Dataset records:
>> start
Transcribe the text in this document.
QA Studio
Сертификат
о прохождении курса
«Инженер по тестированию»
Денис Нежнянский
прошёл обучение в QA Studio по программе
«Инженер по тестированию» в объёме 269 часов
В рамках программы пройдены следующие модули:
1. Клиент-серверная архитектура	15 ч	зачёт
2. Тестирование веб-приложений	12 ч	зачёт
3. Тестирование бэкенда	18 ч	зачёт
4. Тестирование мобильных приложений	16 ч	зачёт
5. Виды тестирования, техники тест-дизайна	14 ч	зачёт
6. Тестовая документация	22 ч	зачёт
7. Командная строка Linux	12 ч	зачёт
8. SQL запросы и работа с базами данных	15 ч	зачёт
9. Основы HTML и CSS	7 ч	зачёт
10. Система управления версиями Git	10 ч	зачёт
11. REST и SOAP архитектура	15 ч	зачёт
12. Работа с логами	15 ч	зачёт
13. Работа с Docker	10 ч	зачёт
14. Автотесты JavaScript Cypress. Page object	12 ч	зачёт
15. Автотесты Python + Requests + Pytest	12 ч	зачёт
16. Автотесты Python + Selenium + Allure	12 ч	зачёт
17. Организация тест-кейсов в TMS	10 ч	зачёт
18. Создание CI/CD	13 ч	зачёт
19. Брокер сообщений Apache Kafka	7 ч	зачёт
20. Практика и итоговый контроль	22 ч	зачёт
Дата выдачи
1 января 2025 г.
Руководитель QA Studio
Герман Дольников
>> end
▶ **Required work**: Report the number of lines containing the string "тестированию" and add nothing to it.

▶ **Result**: 2